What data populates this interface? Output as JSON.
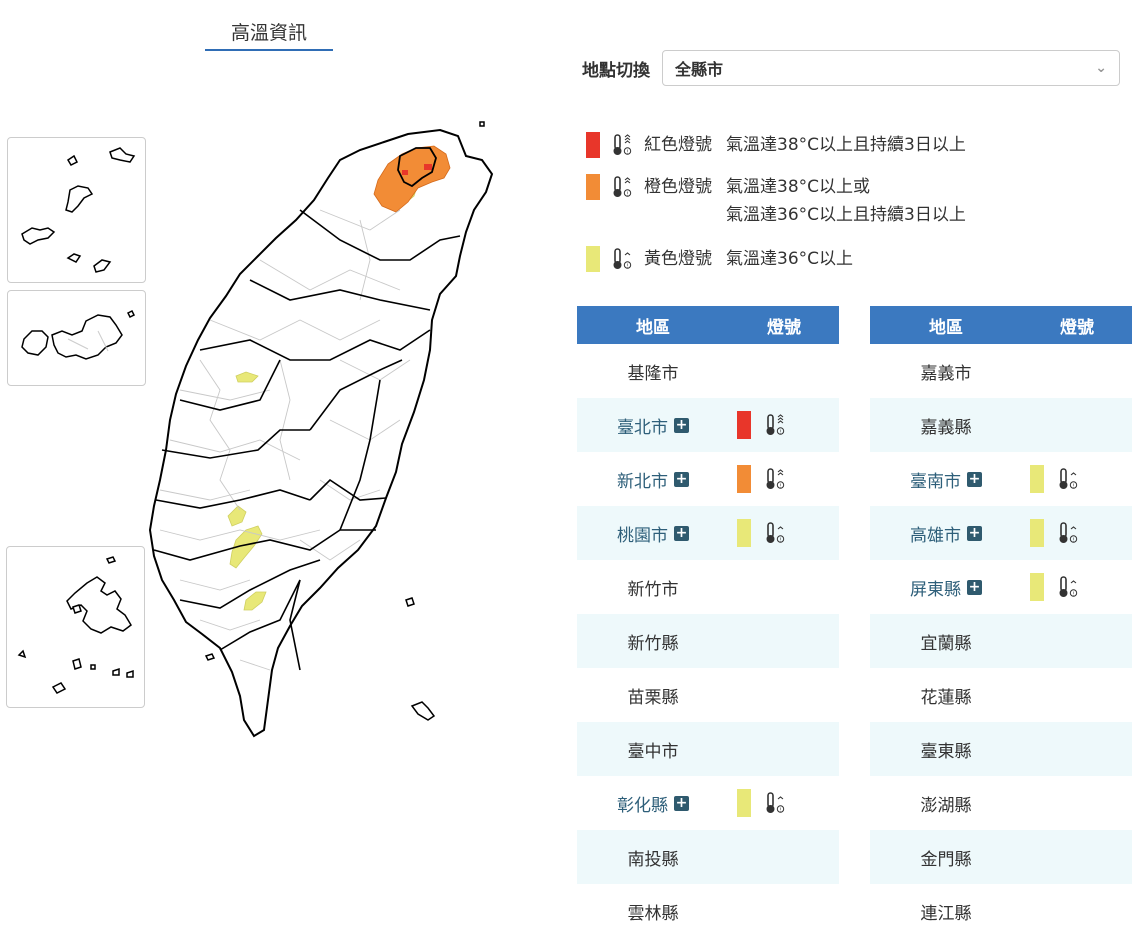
{
  "header": {
    "title": "高溫資訊"
  },
  "location": {
    "label": "地點切換",
    "selected": "全縣市"
  },
  "colors": {
    "red": "#e8362a",
    "orange": "#f28c36",
    "yellow": "#e8e878",
    "header_blue": "#3b79c0"
  },
  "legend": [
    {
      "level": "red",
      "name": "紅色燈號",
      "desc": [
        "氣溫達38°C以上且持續3日以上"
      ],
      "icon": "thermometer-triple-arrow-icon"
    },
    {
      "level": "orange",
      "name": "橙色燈號",
      "desc": [
        "氣溫達38°C以上或",
        "氣溫達36°C以上且持續3日以上"
      ],
      "icon": "thermometer-double-arrow-icon"
    },
    {
      "level": "yellow",
      "name": "黃色燈號",
      "desc": [
        "氣溫達36°C以上"
      ],
      "icon": "thermometer-single-arrow-icon"
    }
  ],
  "table": {
    "col_region": "地區",
    "col_signal": "燈號",
    "left": [
      {
        "name": "基隆市",
        "level": ""
      },
      {
        "name": "臺北市",
        "level": "red"
      },
      {
        "name": "新北市",
        "level": "orange"
      },
      {
        "name": "桃園市",
        "level": "yellow"
      },
      {
        "name": "新竹市",
        "level": ""
      },
      {
        "name": "新竹縣",
        "level": ""
      },
      {
        "name": "苗栗縣",
        "level": ""
      },
      {
        "name": "臺中市",
        "level": ""
      },
      {
        "name": "彰化縣",
        "level": "yellow"
      },
      {
        "name": "南投縣",
        "level": ""
      },
      {
        "name": "雲林縣",
        "level": ""
      }
    ],
    "right": [
      {
        "name": "嘉義市",
        "level": ""
      },
      {
        "name": "嘉義縣",
        "level": ""
      },
      {
        "name": "臺南市",
        "level": "yellow"
      },
      {
        "name": "高雄市",
        "level": "yellow"
      },
      {
        "name": "屏東縣",
        "level": "yellow"
      },
      {
        "name": "宜蘭縣",
        "level": ""
      },
      {
        "name": "花蓮縣",
        "level": ""
      },
      {
        "name": "臺東縣",
        "level": ""
      },
      {
        "name": "澎湖縣",
        "level": ""
      },
      {
        "name": "金門縣",
        "level": ""
      },
      {
        "name": "連江縣",
        "level": ""
      }
    ]
  }
}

**Written problem**
Skip the images and write out the rest of the listing exactly.

**Solution**
What data populates this interface? Output as JSON.
{
  "header": {
    "title": "高溫資訊"
  },
  "location": {
    "label": "地點切換",
    "selected": "全縣市"
  },
  "colors": {
    "red": "#e8362a",
    "orange": "#f28c36",
    "yellow": "#e8e878",
    "header_blue": "#3b79c0"
  },
  "legend": [
    {
      "level": "red",
      "name": "紅色燈號",
      "desc": [
        "氣溫達38°C以上且持續3日以上"
      ],
      "icon": "thermometer-triple-arrow-icon"
    },
    {
      "level": "orange",
      "name": "橙色燈號",
      "desc": [
        "氣溫達38°C以上或",
        "氣溫達36°C以上且持續3日以上"
      ],
      "icon": "thermometer-double-arrow-icon"
    },
    {
      "level": "yellow",
      "name": "黃色燈號",
      "desc": [
        "氣溫達36°C以上"
      ],
      "icon": "thermometer-single-arrow-icon"
    }
  ],
  "table": {
    "col_region": "地區",
    "col_signal": "燈號",
    "left": [
      {
        "name": "基隆市",
        "level": ""
      },
      {
        "name": "臺北市",
        "level": "red"
      },
      {
        "name": "新北市",
        "level": "orange"
      },
      {
        "name": "桃園市",
        "level": "yellow"
      },
      {
        "name": "新竹市",
        "level": ""
      },
      {
        "name": "新竹縣",
        "level": ""
      },
      {
        "name": "苗栗縣",
        "level": ""
      },
      {
        "name": "臺中市",
        "level": ""
      },
      {
        "name": "彰化縣",
        "level": "yellow"
      },
      {
        "name": "南投縣",
        "level": ""
      },
      {
        "name": "雲林縣",
        "level": ""
      }
    ],
    "right": [
      {
        "name": "嘉義市",
        "level": ""
      },
      {
        "name": "嘉義縣",
        "level": ""
      },
      {
        "name": "臺南市",
        "level": "yellow"
      },
      {
        "name": "高雄市",
        "level": "yellow"
      },
      {
        "name": "屏東縣",
        "level": "yellow"
      },
      {
        "name": "宜蘭縣",
        "level": ""
      },
      {
        "name": "花蓮縣",
        "level": ""
      },
      {
        "name": "臺東縣",
        "level": ""
      },
      {
        "name": "澎湖縣",
        "level": ""
      },
      {
        "name": "金門縣",
        "level": ""
      },
      {
        "name": "連江縣",
        "level": ""
      }
    ]
  }
}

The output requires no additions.